# ENTRIES SHOWN:
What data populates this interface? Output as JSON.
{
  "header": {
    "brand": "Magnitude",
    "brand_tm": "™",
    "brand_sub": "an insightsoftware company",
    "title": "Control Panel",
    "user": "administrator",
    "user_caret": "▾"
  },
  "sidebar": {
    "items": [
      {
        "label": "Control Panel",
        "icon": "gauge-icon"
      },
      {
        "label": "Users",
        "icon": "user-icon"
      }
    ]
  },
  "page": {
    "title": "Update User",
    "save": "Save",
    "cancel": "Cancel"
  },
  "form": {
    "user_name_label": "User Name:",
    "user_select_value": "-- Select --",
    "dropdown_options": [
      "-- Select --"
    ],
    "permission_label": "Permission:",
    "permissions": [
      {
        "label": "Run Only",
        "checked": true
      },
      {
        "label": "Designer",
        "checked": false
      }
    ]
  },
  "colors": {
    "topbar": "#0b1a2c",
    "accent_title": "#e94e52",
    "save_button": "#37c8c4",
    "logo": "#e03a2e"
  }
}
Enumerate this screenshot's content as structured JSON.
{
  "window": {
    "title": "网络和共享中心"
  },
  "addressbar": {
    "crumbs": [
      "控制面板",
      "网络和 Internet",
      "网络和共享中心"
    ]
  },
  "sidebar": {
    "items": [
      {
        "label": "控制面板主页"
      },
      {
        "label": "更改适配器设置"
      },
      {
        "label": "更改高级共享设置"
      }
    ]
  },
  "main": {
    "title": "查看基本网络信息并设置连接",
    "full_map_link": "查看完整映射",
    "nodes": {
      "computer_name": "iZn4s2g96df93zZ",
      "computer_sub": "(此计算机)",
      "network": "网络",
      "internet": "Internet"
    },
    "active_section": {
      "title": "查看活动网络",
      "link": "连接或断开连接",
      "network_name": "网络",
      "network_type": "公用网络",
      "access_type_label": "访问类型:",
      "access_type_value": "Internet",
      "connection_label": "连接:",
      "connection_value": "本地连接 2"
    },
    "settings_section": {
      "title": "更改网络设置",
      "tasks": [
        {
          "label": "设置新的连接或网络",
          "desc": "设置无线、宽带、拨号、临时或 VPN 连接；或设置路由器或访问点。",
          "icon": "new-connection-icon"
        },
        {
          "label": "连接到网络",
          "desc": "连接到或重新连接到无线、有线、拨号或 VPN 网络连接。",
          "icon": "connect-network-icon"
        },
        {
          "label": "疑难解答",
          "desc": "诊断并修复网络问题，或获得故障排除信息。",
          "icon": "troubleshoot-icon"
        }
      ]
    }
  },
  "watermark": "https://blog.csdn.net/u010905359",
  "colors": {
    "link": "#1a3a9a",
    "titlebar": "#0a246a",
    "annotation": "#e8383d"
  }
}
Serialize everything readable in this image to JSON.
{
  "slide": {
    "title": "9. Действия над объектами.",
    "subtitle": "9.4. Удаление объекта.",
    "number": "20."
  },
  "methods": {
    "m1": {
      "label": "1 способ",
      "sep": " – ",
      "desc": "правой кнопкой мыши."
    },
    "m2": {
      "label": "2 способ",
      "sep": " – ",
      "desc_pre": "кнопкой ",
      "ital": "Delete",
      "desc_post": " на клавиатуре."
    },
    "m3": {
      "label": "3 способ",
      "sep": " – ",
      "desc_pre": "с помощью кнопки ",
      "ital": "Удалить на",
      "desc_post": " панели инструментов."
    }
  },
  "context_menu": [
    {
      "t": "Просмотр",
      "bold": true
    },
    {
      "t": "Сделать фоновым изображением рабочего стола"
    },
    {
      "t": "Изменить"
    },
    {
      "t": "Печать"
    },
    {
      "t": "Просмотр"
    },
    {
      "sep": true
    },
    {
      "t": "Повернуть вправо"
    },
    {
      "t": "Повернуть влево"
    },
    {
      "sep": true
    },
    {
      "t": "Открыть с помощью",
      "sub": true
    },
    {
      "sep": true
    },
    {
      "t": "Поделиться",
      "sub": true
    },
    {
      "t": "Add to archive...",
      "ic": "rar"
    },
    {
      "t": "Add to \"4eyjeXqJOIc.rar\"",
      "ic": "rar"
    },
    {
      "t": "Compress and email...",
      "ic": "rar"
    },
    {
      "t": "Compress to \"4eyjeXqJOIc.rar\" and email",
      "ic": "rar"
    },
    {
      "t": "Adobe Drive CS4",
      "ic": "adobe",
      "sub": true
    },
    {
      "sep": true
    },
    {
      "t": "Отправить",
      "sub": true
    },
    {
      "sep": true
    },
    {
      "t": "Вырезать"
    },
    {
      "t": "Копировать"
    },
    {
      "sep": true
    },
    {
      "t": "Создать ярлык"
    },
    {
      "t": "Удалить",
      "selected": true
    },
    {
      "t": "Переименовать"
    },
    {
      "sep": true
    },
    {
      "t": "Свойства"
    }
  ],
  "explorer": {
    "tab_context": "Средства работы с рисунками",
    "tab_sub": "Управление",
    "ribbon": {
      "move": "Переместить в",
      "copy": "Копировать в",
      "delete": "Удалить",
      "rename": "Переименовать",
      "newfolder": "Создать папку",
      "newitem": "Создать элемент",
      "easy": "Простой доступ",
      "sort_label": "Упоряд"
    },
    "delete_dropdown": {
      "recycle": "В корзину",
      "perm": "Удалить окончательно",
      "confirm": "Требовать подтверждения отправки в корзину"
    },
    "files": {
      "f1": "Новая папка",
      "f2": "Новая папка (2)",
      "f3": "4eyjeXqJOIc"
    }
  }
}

# TO BE DONE:
All of the material above needs to be retyped word for word.

# RESULT OF THE EXERCISE:
What data populates this interface? Output as JSON.
{
  "header": {
    "brand": "Magnitude",
    "brand_tm": "™",
    "brand_sub": "an insightsoftware company",
    "title": "Control Panel",
    "user": "administrator",
    "user_caret": "▾"
  },
  "sidebar": {
    "items": [
      {
        "label": "Control Panel",
        "icon": "gauge-icon"
      },
      {
        "label": "Users",
        "icon": "user-icon"
      }
    ]
  },
  "page": {
    "title": "Update User",
    "save": "Save",
    "cancel": "Cancel"
  },
  "form": {
    "user_name_label": "User Name:",
    "user_select_value": "-- Select --",
    "dropdown_options": [
      "-- Select --"
    ],
    "permission_label": "Permission:",
    "permissions": [
      {
        "label": "Run Only",
        "checked": true
      },
      {
        "label": "Designer",
        "checked": false
      }
    ]
  },
  "colors": {
    "topbar": "#0b1a2c",
    "accent_title": "#e94e52",
    "save_button": "#37c8c4",
    "logo": "#e03a2e"
  }
}
Enumerate this screenshot's content as structured JSON.
{
  "window": {
    "title": "网络和共享中心"
  },
  "addressbar": {
    "crumbs": [
      "控制面板",
      "网络和 Internet",
      "网络和共享中心"
    ]
  },
  "sidebar": {
    "items": [
      {
        "label": "控制面板主页"
      },
      {
        "label": "更改适配器设置"
      },
      {
        "label": "更改高级共享设置"
      }
    ]
  },
  "main": {
    "title": "查看基本网络信息并设置连接",
    "full_map_link": "查看完整映射",
    "nodes": {
      "computer_name": "iZn4s2g96df93zZ",
      "computer_sub": "(此计算机)",
      "network": "网络",
      "internet": "Internet"
    },
    "active_section": {
      "title": "查看活动网络",
      "link": "连接或断开连接",
      "network_name": "网络",
      "network_type": "公用网络",
      "access_type_label": "访问类型:",
      "access_type_value": "Internet",
      "connection_label": "连接:",
      "connection_value": "本地连接 2"
    },
    "settings_section": {
      "title": "更改网络设置",
      "tasks": [
        {
          "label": "设置新的连接或网络",
          "desc": "设置无线、宽带、拨号、临时或 VPN 连接；或设置路由器或访问点。",
          "icon": "new-connection-icon"
        },
        {
          "label": "连接到网络",
          "desc": "连接到或重新连接到无线、有线、拨号或 VPN 网络连接。",
          "icon": "connect-network-icon"
        },
        {
          "label": "疑难解答",
          "desc": "诊断并修复网络问题，或获得故障排除信息。",
          "icon": "troubleshoot-icon"
        }
      ]
    }
  },
  "watermark": "https://blog.csdn.net/u010905359",
  "colors": {
    "link": "#1a3a9a",
    "titlebar": "#0a246a",
    "annotation": "#e8383d"
  }
}
Serialize everything readable in this image to JSON.
{
  "slide": {
    "title": "9. Действия над объектами.",
    "subtitle": "9.4. Удаление объекта.",
    "number": "20."
  },
  "methods": {
    "m1": {
      "label": "1 способ",
      "sep": " – ",
      "desc": "правой кнопкой мыши."
    },
    "m2": {
      "label": "2 способ",
      "sep": " – ",
      "desc_pre": "кнопкой ",
      "ital": "Delete",
      "desc_post": " на клавиатуре."
    },
    "m3": {
      "label": "3 способ",
      "sep": " – ",
      "desc_pre": "с помощью кнопки ",
      "ital": "Удалить на",
      "desc_post": " панели инструментов."
    }
  },
  "context_menu": [
    {
      "t": "Просмотр",
      "bold": true
    },
    {
      "t": "Сделать фоновым изображением рабочего стола"
    },
    {
      "t": "Изменить"
    },
    {
      "t": "Печать"
    },
    {
      "t": "Просмотр"
    },
    {
      "sep": true
    },
    {
      "t": "Повернуть вправо"
    },
    {
      "t": "Повернуть влево"
    },
    {
      "sep": true
    },
    {
      "t": "Открыть с помощью",
      "sub": true
    },
    {
      "sep": true
    },
    {
      "t": "Поделиться",
      "sub": true
    },
    {
      "t": "Add to archive...",
      "ic": "rar"
    },
    {
      "t": "Add to \"4eyjeXqJOIc.rar\"",
      "ic": "rar"
    },
    {
      "t": "Compress and email...",
      "ic": "rar"
    },
    {
      "t": "Compress to \"4eyjeXqJOIc.rar\" and email",
      "ic": "rar"
    },
    {
      "t": "Adobe Drive CS4",
      "ic": "adobe",
      "sub": true
    },
    {
      "sep": true
    },
    {
      "t": "Отправить",
      "sub": true
    },
    {
      "sep": true
    },
    {
      "t": "Вырезать"
    },
    {
      "t": "Копировать"
    },
    {
      "sep": true
    },
    {
      "t": "Создать ярлык"
    },
    {
      "t": "Удалить",
      "selected": true
    },
    {
      "t": "Переименовать"
    },
    {
      "sep": true
    },
    {
      "t": "Свойства"
    }
  ],
  "explorer": {
    "tab_context": "Средства работы с рисунками",
    "tab_sub": "Управление",
    "ribbon": {
      "move": "Переместить в",
      "copy": "Копировать в",
      "delete": "Удалить",
      "rename": "Переименовать",
      "newfolder": "Создать папку",
      "newitem": "Создать элемент",
      "easy": "Простой доступ",
      "sort_label": "Упоряд"
    },
    "delete_dropdown": {
      "recycle": "В корзину",
      "perm": "Удалить окончательно",
      "confirm": "Требовать подтверждения отправки в корзину"
    },
    "files": {
      "f1": "Новая папка",
      "f2": "Новая папка (2)",
      "f3": "4eyjeXqJOIc"
    }
  }
}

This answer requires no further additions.